-- START OF Extracted information --

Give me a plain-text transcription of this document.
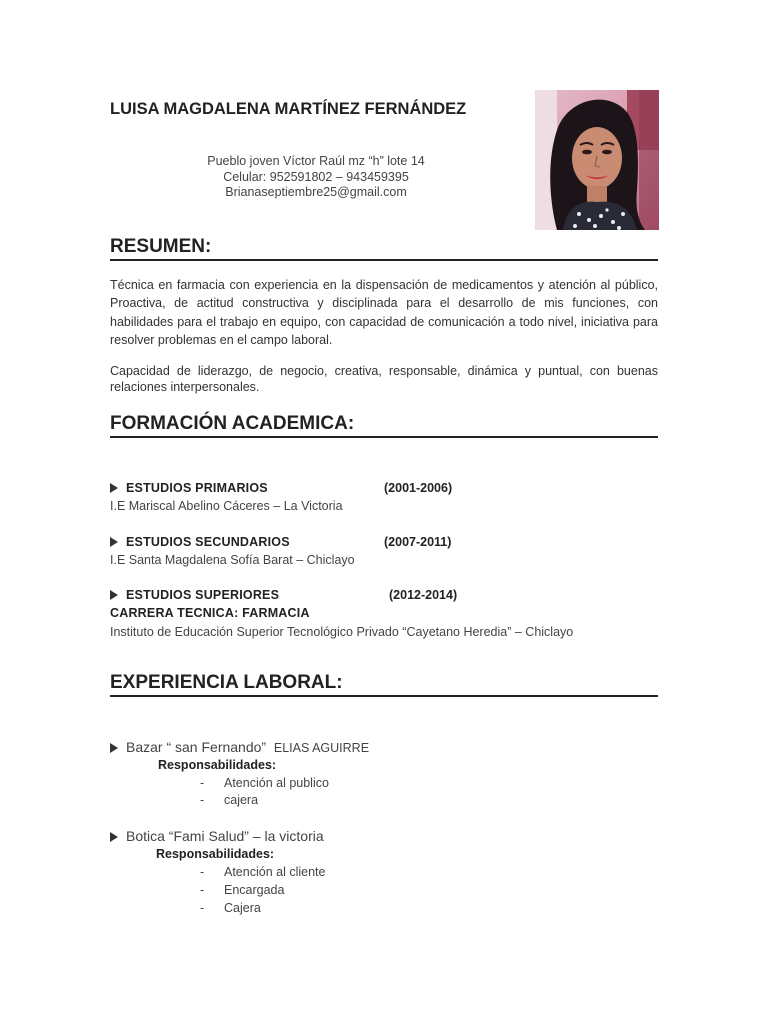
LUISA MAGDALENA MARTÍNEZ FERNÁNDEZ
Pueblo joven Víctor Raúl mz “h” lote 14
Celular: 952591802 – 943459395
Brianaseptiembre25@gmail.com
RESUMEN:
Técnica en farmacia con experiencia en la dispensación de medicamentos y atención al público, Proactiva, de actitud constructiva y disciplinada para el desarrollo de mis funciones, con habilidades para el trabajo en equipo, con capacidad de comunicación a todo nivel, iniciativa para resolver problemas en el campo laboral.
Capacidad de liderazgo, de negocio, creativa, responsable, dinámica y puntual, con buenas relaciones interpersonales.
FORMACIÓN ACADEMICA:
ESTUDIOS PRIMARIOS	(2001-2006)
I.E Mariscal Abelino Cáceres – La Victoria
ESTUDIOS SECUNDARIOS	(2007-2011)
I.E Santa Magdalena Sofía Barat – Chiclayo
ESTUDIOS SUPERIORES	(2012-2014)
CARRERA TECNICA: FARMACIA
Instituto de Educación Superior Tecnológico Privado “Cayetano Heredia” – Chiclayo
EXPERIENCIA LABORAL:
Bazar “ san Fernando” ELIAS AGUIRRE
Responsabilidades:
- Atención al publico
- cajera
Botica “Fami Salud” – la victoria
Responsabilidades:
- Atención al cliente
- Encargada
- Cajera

-- END OF Extracted information --
-- START OF Extracted information --

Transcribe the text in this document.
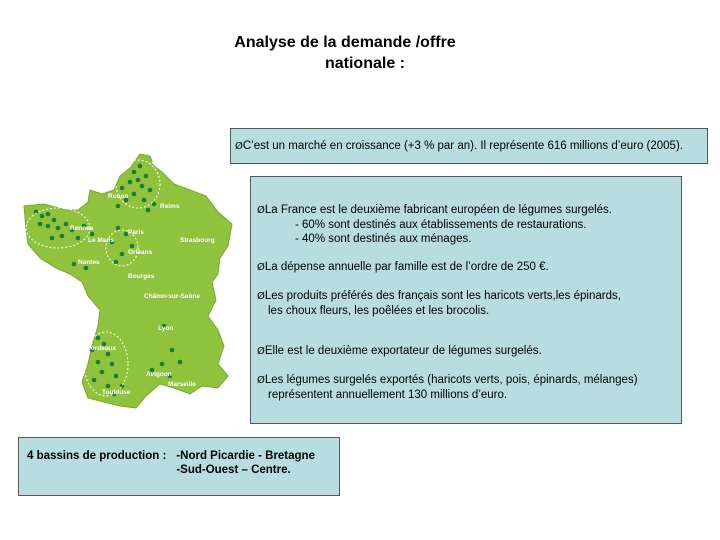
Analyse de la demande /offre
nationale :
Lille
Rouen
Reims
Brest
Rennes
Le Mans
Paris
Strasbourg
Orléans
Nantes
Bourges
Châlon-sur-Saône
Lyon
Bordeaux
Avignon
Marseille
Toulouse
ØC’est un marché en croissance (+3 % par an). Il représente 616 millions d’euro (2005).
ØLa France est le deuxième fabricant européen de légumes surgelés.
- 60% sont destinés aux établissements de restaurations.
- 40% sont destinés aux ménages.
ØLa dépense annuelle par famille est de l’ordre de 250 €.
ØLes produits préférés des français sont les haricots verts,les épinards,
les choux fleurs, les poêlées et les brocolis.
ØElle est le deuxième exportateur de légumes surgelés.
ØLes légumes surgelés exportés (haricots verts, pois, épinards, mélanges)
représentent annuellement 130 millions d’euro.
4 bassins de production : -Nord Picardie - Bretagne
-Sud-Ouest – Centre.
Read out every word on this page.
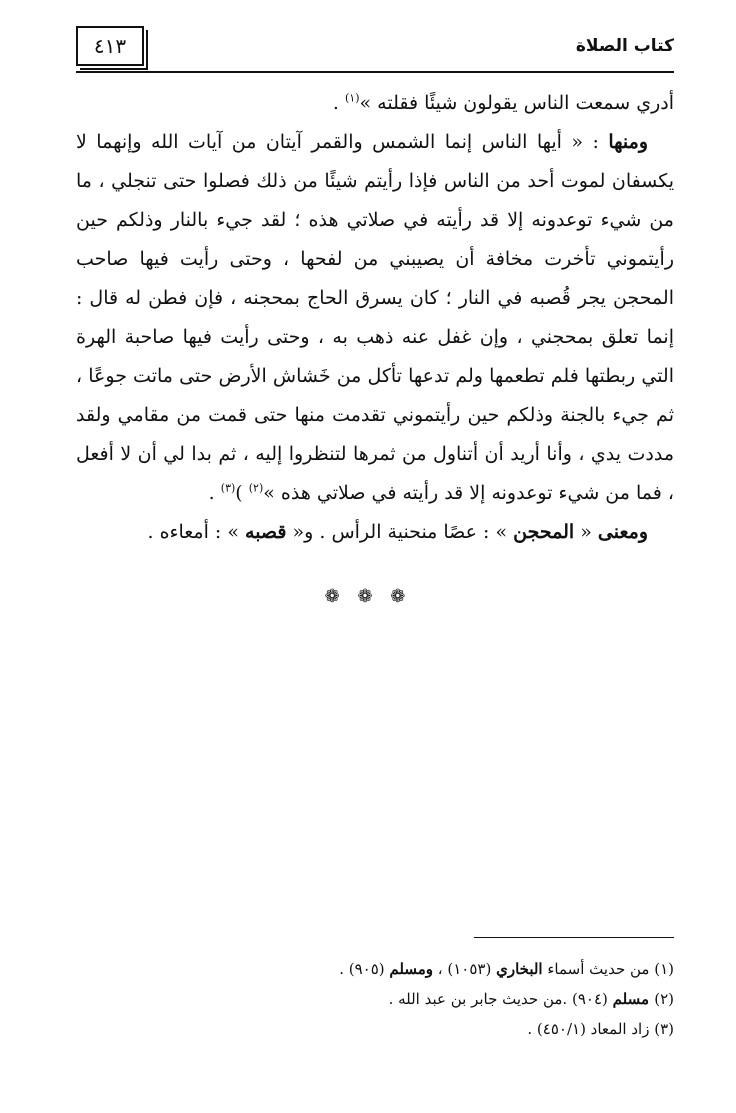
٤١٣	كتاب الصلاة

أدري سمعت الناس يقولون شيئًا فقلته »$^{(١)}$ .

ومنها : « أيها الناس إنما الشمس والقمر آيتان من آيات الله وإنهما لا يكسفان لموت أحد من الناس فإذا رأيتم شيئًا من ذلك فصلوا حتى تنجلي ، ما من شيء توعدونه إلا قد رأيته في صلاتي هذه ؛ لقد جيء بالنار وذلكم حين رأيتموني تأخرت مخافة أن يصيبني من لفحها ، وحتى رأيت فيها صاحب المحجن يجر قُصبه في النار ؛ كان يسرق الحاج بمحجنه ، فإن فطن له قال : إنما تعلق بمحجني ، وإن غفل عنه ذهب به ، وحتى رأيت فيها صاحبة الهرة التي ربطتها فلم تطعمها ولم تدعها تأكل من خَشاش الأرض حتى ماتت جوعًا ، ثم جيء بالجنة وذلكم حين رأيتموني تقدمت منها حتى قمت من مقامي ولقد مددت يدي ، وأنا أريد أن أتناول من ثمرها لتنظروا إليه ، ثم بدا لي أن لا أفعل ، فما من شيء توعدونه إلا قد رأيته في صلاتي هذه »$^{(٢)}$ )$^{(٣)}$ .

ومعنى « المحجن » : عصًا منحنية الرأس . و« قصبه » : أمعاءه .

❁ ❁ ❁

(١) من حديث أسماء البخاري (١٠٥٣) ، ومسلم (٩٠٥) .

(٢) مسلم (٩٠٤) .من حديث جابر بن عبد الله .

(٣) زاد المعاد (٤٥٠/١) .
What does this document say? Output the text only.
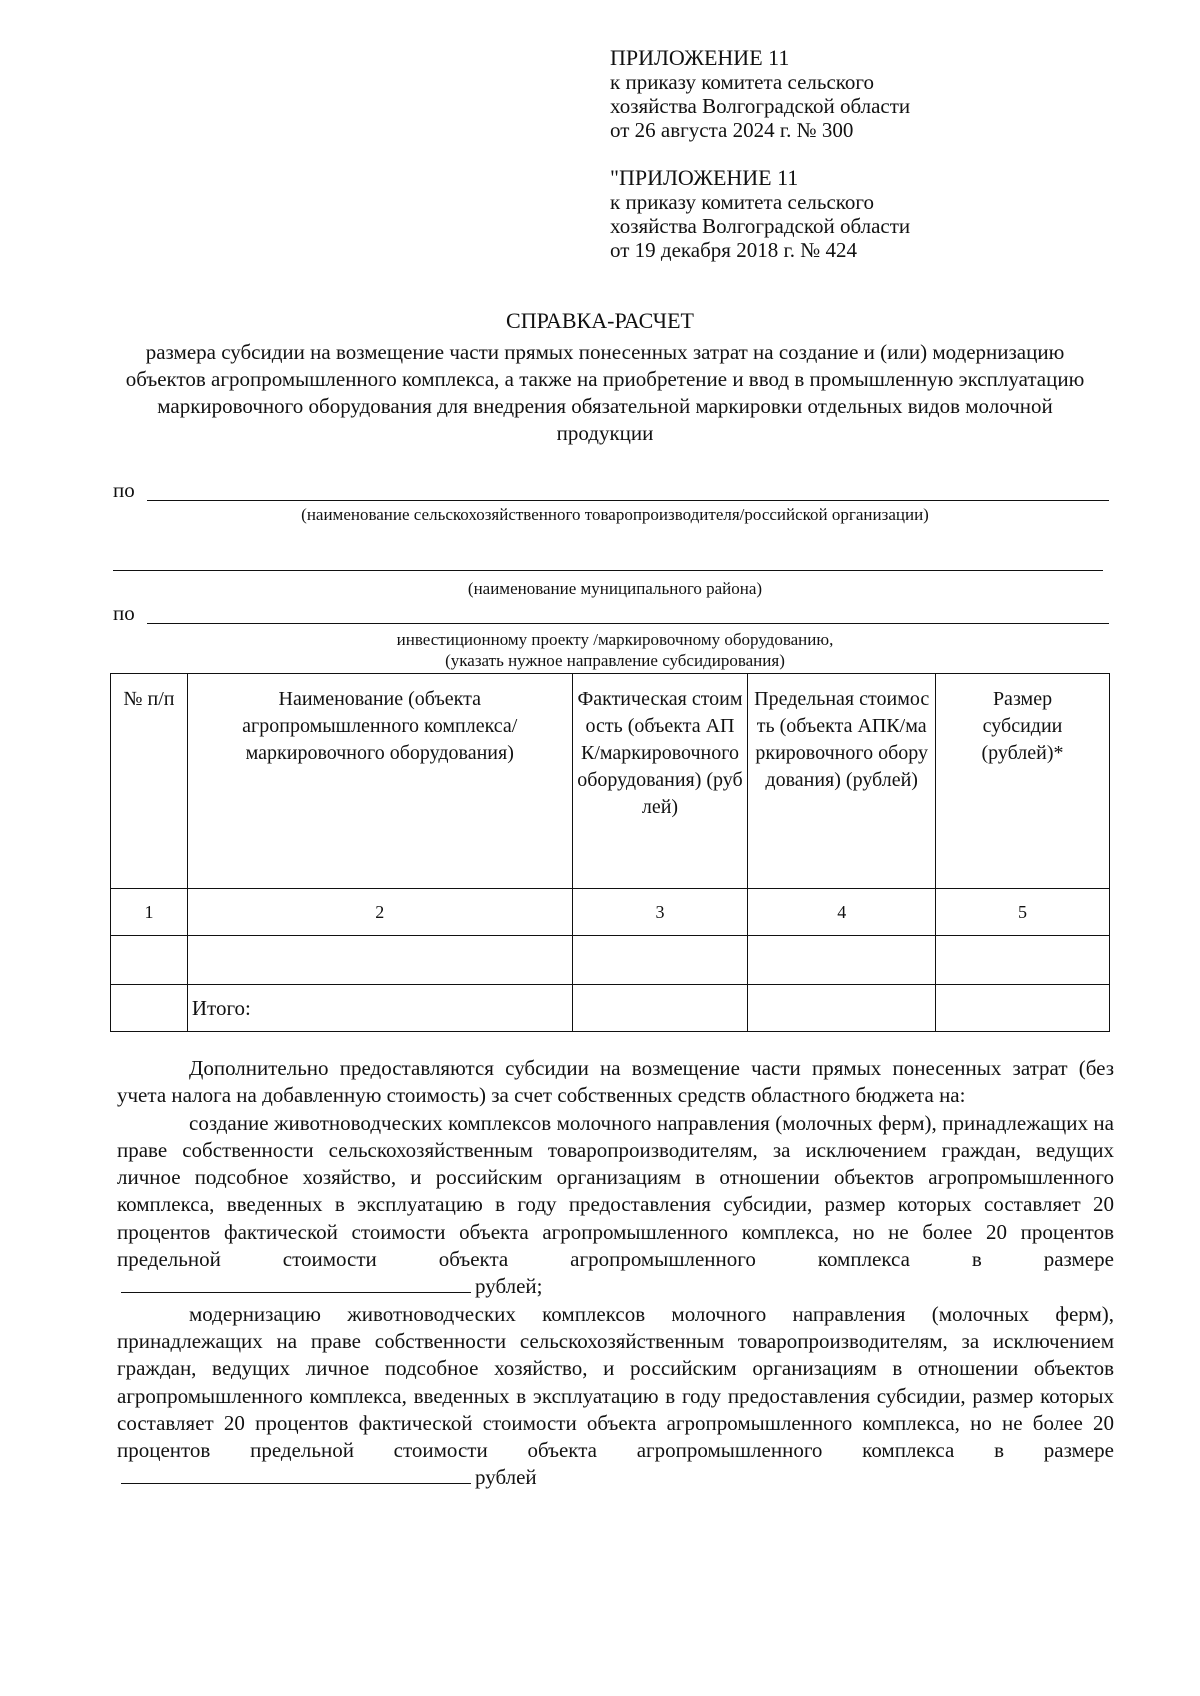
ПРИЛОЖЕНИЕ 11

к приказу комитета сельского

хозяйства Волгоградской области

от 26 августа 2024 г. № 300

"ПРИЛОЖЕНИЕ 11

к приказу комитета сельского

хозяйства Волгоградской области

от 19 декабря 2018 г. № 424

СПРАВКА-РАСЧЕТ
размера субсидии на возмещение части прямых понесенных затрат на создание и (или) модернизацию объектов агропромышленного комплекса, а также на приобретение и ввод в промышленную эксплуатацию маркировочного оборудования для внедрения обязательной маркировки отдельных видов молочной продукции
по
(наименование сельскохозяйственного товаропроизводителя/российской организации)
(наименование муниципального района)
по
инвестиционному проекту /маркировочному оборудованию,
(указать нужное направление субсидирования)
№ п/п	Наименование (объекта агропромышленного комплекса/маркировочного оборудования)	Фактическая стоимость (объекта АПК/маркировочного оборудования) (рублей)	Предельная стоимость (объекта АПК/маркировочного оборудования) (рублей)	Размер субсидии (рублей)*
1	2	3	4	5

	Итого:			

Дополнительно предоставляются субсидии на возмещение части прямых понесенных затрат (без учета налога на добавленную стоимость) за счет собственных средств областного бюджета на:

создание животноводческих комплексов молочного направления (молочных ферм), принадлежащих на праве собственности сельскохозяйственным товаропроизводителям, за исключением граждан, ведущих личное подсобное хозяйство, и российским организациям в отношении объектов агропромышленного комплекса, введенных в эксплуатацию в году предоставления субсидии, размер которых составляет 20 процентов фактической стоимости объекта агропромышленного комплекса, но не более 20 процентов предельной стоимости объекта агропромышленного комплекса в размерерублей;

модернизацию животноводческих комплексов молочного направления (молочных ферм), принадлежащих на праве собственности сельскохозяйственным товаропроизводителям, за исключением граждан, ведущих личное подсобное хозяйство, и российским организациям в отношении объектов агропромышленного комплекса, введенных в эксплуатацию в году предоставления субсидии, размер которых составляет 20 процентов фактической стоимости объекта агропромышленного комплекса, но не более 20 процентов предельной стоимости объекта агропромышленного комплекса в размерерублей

-- END OF Extracted information --

- _Objective_: From the records given above, copy all lines containing "haricots".

- _Result_:
ØLes produits préférés des français sont les haricots verts,les épinards,
ØLes légumes surgelés exportés (haricots verts, pois, épinards, mélanges)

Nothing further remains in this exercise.